- [Exercise material]:
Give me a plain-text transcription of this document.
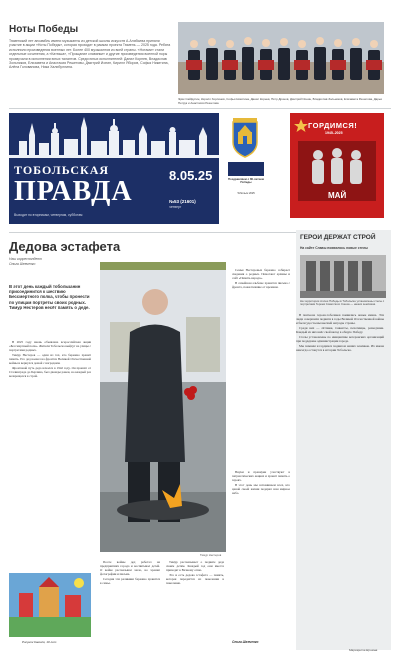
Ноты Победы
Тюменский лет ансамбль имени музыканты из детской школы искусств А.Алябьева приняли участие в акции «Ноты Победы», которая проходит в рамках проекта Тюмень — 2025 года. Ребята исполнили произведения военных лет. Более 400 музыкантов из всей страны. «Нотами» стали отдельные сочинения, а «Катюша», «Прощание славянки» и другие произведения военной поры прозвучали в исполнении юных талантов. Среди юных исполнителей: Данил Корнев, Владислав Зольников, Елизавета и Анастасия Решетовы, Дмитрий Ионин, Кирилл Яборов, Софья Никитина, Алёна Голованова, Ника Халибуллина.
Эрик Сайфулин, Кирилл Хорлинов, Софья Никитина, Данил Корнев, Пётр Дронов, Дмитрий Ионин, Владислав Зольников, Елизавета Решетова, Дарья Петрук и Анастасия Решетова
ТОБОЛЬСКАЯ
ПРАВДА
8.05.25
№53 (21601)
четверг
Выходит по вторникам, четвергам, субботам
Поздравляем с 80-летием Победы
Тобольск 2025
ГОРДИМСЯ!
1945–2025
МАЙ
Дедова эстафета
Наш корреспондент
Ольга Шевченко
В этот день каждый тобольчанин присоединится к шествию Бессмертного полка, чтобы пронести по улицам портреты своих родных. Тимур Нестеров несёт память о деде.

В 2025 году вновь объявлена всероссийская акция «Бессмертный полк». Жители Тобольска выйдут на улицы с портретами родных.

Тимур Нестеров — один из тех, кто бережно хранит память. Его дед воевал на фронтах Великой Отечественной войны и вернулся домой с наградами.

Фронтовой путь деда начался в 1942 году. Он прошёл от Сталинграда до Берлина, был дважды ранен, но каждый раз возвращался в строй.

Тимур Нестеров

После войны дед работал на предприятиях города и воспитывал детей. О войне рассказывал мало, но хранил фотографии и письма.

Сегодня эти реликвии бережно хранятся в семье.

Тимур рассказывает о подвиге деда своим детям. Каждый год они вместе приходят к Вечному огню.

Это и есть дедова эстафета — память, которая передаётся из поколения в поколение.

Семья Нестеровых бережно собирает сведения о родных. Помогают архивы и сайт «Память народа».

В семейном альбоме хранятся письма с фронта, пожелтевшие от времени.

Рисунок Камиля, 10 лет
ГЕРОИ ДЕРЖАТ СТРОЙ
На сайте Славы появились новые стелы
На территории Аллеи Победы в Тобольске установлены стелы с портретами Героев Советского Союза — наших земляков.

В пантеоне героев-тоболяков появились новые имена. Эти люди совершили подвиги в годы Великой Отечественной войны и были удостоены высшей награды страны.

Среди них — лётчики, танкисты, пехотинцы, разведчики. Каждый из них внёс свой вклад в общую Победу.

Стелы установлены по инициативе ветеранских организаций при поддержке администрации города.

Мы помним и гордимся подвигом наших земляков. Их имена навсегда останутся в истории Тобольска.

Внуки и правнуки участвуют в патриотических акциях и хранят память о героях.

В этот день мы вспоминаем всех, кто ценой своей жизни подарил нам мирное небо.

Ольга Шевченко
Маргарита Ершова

- [Exercise instructions]: Omit pictures; set down the rest of the material word for word.

- [Complete response]:
Give me a plain-text transcription of this document.
Ноты Победы
Тюменский лет ансамбль имени музыканты из детской школы искусств А.Алябьева приняли участие в акции «Ноты Победы», которая проходит в рамках проекта Тюмень — 2025 года. Ребята исполнили произведения военных лет. Более 400 музыкантов из всей страны. «Нотами» стали отдельные сочинения, а «Катюша», «Прощание славянки» и другие произведения военной поры прозвучали в исполнении юных талантов. Среди юных исполнителей: Данил Корнев, Владислав Зольников, Елизавета и Анастасия Решетовы, Дмитрий Ионин, Кирилл Яборов, Софья Никитина, Алёна Голованова, Ника Халибуллина.
Эрик Сайфулин, Кирилл Хорлинов, Софья Никитина, Данил Корнев, Пётр Дронов, Дмитрий Ионин, Владислав Зольников, Елизавета Решетова, Дарья Петрук и Анастасия Решетова
ТОБОЛЬСКАЯ
ПРАВДА
8.05.25
№53 (21601)
четверг
Выходит по вторникам, четвергам, субботам
Поздравляем с 80-летием Победы
Тобольск 2025
ГОРДИМСЯ!
1945–2025
МАЙ
Дедова эстафета
Наш корреспондент
Ольга Шевченко
В этот день каждый тобольчанин присоединится к шествию Бессмертного полка, чтобы пронести по улицам портреты своих родных. Тимур Нестеров несёт память о деде.

В 2025 году вновь объявлена всероссийская акция «Бессмертный полк». Жители Тобольска выйдут на улицы с портретами родных.

Тимур Нестеров — один из тех, кто бережно хранит память. Его дед воевал на фронтах Великой Отечественной войны и вернулся домой с наградами.

Фронтовой путь деда начался в 1942 году. Он прошёл от Сталинграда до Берлина, был дважды ранен, но каждый раз возвращался в строй.

Тимур Нестеров

После войны дед работал на предприятиях города и воспитывал детей. О войне рассказывал мало, но хранил фотографии и письма.

Сегодня эти реликвии бережно хранятся в семье.

Тимур рассказывает о подвиге деда своим детям. Каждый год они вместе приходят к Вечному огню.

Это и есть дедова эстафета — память, которая передаётся из поколения в поколение.

Семья Нестеровых бережно собирает сведения о родных. Помогают архивы и сайт «Память народа».

В семейном альбоме хранятся письма с фронта, пожелтевшие от времени.

Рисунок Камиля, 10 лет
ГЕРОИ ДЕРЖАТ СТРОЙ
На сайте Славы появились новые стелы
На территории Аллеи Победы в Тобольске установлены стелы с портретами Героев Советского Союза — наших земляков.

В пантеоне героев-тоболяков появились новые имена. Эти люди совершили подвиги в годы Великой Отечественной войны и были удостоены высшей награды страны.

Среди них — лётчики, танкисты, пехотинцы, разведчики. Каждый из них внёс свой вклад в общую Победу.

Стелы установлены по инициативе ветеранских организаций при поддержке администрации города.

Мы помним и гордимся подвигом наших земляков. Их имена навсегда останутся в истории Тобольска.

Внуки и правнуки участвуют в патриотических акциях и хранят память о героях.

В этот день мы вспоминаем всех, кто ценой своей жизни подарил нам мирное небо.

Ольга Шевченко
Маргарита Ершова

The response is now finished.